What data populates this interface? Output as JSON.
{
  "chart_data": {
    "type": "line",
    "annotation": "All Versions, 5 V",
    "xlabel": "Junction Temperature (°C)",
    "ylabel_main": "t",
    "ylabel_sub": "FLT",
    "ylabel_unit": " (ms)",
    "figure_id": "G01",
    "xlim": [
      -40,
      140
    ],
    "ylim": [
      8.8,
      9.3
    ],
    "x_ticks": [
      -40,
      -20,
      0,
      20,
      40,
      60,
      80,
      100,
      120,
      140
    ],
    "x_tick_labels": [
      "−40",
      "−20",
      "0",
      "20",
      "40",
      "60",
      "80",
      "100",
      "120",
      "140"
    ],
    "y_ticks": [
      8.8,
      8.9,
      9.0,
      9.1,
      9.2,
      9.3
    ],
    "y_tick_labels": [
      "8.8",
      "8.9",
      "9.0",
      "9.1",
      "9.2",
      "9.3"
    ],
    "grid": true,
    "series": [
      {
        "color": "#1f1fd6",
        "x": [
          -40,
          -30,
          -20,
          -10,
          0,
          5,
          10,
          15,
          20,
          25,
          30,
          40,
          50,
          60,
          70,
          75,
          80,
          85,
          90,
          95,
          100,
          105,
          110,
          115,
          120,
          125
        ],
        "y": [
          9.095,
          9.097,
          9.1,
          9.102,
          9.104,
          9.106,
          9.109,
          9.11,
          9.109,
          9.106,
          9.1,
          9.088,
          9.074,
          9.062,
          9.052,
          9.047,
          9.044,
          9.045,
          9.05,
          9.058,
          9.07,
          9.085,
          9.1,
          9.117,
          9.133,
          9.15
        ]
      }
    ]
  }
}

Directions for this task: Copy out all the entries shown above, character for character.

The completed task:
What data populates this interface? Output as JSON.
{
  "chart_data": {
    "type": "line",
    "annotation": "All Versions, 5 V",
    "xlabel": "Junction Temperature (°C)",
    "ylabel_main": "t",
    "ylabel_sub": "FLT",
    "ylabel_unit": " (ms)",
    "figure_id": "G01",
    "xlim": [
      -40,
      140
    ],
    "ylim": [
      8.8,
      9.3
    ],
    "x_ticks": [
      -40,
      -20,
      0,
      20,
      40,
      60,
      80,
      100,
      120,
      140
    ],
    "x_tick_labels": [
      "−40",
      "−20",
      "0",
      "20",
      "40",
      "60",
      "80",
      "100",
      "120",
      "140"
    ],
    "y_ticks": [
      8.8,
      8.9,
      9.0,
      9.1,
      9.2,
      9.3
    ],
    "y_tick_labels": [
      "8.8",
      "8.9",
      "9.0",
      "9.1",
      "9.2",
      "9.3"
    ],
    "grid": true,
    "series": [
      {
        "color": "#1f1fd6",
        "x": [
          -40,
          -30,
          -20,
          -10,
          0,
          5,
          10,
          15,
          20,
          25,
          30,
          40,
          50,
          60,
          70,
          75,
          80,
          85,
          90,
          95,
          100,
          105,
          110,
          115,
          120,
          125
        ],
        "y": [
          9.095,
          9.097,
          9.1,
          9.102,
          9.104,
          9.106,
          9.109,
          9.11,
          9.109,
          9.106,
          9.1,
          9.088,
          9.074,
          9.062,
          9.052,
          9.047,
          9.044,
          9.045,
          9.05,
          9.058,
          9.07,
          9.085,
          9.1,
          9.117,
          9.133,
          9.15
        ]
      }
    ]
  }
}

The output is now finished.